Work to do
Filter the records below down to lines containing "ensuring".

--- start Given information ---

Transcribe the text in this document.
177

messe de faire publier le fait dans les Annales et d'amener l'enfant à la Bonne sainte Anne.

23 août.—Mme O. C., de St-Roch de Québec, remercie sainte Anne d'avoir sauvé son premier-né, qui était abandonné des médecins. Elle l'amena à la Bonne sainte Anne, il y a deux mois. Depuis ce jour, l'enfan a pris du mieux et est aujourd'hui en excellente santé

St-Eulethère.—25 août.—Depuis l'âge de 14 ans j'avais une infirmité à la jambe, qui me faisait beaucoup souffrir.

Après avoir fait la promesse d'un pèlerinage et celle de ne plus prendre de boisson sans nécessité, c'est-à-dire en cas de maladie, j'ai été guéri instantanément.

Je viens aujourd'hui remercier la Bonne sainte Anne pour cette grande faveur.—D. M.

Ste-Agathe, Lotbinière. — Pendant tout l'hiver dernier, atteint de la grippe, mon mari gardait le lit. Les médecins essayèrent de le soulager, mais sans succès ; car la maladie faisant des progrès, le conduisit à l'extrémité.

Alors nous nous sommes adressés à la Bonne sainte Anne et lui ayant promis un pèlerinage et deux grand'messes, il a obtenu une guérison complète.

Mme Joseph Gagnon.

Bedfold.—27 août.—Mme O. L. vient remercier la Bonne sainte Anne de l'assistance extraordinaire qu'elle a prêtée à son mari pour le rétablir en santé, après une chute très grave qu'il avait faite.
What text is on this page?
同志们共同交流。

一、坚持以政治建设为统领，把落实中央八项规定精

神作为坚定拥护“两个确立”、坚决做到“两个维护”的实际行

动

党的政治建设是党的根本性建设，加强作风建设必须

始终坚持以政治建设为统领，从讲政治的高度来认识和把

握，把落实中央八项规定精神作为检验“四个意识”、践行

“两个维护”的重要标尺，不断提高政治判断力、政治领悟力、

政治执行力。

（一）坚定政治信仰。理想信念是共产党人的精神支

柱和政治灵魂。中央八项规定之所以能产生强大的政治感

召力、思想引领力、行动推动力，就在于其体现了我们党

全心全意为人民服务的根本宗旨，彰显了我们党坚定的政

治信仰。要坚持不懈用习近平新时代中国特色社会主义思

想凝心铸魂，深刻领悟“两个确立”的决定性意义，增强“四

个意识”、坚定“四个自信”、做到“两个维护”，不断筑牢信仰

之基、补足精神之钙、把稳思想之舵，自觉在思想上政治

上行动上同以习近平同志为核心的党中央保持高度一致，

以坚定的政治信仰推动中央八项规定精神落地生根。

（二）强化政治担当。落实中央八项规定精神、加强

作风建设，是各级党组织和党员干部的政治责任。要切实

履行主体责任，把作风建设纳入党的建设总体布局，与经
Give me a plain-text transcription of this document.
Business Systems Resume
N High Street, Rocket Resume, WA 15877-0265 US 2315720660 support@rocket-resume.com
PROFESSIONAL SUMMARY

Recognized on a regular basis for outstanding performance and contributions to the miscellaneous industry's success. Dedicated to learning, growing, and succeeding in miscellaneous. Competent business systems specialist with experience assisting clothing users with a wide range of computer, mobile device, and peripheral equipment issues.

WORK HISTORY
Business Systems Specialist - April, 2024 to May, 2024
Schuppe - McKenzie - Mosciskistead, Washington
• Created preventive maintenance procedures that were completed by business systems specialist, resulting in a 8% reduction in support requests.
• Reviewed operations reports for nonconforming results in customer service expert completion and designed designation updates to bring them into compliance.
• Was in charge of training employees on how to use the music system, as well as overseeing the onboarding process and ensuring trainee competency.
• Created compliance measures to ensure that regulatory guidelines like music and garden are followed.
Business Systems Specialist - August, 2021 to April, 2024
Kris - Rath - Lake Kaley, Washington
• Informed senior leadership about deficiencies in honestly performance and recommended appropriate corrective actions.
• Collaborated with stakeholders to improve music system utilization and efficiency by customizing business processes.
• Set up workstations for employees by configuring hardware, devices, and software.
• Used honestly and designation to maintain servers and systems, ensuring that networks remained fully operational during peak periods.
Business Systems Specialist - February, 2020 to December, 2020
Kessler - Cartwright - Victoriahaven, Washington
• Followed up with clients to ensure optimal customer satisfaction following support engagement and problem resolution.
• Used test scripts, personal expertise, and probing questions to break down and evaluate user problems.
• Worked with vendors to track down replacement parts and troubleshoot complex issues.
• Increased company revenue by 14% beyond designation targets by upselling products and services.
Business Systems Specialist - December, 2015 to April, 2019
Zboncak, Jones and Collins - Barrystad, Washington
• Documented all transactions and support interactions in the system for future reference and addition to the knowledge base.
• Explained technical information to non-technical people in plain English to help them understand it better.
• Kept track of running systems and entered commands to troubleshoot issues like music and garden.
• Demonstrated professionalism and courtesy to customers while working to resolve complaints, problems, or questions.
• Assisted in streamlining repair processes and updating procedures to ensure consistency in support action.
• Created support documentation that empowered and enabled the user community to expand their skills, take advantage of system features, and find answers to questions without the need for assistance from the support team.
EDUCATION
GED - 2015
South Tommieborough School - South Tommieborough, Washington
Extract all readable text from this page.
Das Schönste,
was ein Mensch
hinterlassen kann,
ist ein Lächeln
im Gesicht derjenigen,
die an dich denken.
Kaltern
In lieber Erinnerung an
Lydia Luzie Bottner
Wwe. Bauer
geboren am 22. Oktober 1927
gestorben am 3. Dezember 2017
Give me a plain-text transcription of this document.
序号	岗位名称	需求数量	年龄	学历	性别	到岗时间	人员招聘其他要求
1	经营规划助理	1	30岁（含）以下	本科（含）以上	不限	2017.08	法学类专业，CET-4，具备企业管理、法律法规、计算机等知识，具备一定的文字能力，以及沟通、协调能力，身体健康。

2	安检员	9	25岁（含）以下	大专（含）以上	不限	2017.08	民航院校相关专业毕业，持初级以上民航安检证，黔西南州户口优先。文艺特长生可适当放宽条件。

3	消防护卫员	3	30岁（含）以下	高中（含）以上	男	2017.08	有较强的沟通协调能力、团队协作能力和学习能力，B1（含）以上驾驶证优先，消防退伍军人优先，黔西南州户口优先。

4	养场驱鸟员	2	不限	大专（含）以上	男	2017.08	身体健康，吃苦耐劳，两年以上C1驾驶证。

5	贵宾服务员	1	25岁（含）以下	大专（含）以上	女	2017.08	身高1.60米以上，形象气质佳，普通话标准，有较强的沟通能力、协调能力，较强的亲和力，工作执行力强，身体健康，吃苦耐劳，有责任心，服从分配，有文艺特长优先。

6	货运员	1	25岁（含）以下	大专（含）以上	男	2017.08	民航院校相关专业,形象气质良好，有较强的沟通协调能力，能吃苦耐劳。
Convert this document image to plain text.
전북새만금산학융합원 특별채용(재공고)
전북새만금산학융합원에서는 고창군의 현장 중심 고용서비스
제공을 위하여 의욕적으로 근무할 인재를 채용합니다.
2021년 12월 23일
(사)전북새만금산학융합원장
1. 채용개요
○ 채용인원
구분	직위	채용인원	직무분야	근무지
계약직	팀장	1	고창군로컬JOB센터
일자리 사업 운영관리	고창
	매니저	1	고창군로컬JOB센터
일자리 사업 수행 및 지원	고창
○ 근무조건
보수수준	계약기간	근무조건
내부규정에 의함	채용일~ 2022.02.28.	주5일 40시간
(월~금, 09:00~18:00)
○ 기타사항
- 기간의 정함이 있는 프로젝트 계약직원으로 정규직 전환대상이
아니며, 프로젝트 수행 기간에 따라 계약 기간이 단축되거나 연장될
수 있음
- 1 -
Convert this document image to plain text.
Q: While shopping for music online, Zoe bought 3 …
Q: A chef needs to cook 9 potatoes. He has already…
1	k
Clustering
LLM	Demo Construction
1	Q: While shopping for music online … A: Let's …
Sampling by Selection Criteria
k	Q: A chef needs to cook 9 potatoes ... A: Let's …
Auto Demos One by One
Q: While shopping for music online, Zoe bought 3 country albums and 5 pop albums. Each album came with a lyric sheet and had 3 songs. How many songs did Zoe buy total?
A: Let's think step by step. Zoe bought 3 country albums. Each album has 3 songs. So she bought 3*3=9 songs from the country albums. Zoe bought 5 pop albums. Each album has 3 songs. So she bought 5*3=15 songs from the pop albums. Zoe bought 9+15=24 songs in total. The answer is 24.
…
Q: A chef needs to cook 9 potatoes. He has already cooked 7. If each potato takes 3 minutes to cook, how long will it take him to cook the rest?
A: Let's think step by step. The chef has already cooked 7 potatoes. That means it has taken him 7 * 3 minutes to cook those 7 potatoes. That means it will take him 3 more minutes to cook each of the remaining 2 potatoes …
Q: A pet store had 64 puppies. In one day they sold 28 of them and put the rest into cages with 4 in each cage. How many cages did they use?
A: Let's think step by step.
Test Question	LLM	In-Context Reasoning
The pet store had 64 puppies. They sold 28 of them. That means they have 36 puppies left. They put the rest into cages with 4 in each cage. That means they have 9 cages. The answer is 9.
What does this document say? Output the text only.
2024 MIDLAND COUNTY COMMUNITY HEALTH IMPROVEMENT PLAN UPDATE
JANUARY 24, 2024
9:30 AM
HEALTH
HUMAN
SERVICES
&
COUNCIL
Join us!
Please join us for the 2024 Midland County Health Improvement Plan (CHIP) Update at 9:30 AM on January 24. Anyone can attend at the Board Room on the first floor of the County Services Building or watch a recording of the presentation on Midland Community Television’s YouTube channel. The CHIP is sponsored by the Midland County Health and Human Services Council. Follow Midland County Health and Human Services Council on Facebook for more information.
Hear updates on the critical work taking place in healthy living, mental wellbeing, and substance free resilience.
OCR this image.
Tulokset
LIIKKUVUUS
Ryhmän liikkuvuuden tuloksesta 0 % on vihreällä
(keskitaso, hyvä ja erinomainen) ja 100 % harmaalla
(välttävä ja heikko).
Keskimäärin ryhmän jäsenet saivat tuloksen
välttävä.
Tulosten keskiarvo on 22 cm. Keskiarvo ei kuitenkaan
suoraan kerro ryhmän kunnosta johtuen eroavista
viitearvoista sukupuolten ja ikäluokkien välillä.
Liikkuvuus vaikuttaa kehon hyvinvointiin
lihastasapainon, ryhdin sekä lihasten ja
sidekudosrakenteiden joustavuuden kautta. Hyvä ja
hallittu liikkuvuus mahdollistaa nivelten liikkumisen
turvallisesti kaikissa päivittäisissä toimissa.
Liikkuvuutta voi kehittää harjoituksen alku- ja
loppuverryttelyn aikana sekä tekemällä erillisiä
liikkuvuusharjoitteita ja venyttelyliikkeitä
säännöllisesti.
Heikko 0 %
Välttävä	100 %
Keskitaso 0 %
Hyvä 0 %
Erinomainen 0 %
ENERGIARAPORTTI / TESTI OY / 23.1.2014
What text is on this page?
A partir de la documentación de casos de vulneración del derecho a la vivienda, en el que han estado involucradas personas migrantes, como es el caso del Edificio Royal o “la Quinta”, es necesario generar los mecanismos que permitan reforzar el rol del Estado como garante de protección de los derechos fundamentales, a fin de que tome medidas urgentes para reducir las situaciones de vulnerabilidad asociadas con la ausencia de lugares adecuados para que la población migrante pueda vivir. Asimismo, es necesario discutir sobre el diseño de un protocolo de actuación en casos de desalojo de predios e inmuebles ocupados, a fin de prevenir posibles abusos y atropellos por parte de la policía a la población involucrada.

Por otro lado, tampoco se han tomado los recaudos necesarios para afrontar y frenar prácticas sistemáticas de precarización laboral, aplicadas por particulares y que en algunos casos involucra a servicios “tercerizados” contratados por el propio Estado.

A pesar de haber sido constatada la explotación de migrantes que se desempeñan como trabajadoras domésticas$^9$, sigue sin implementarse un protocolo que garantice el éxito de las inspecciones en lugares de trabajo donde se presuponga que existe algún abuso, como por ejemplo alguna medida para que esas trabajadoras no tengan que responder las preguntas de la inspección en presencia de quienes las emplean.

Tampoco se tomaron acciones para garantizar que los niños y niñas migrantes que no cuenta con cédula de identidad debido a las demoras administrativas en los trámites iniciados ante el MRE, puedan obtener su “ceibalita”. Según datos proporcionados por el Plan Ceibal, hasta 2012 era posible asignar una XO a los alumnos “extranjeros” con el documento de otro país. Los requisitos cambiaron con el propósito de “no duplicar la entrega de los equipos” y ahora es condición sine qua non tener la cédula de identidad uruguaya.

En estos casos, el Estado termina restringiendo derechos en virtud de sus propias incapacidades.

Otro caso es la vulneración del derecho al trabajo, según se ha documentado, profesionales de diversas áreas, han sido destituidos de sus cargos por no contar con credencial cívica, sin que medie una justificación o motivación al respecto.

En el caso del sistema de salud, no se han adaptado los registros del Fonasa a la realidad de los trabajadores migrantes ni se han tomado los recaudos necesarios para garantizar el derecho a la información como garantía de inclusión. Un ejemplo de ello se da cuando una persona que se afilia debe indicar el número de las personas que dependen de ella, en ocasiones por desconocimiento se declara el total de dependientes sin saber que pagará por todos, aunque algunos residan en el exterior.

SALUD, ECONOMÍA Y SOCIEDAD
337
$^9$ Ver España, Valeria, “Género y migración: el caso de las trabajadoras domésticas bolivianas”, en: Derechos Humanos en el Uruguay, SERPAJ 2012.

--- end Given information ---

Solution for this problem
• Was in charge of training employees on how to use the music system, as well as overseeing the onboarding process and ensuring trainee competency.
• Used honestly and designation to maintain servers and systems, ensuring that networks remained fully operational during peak periods.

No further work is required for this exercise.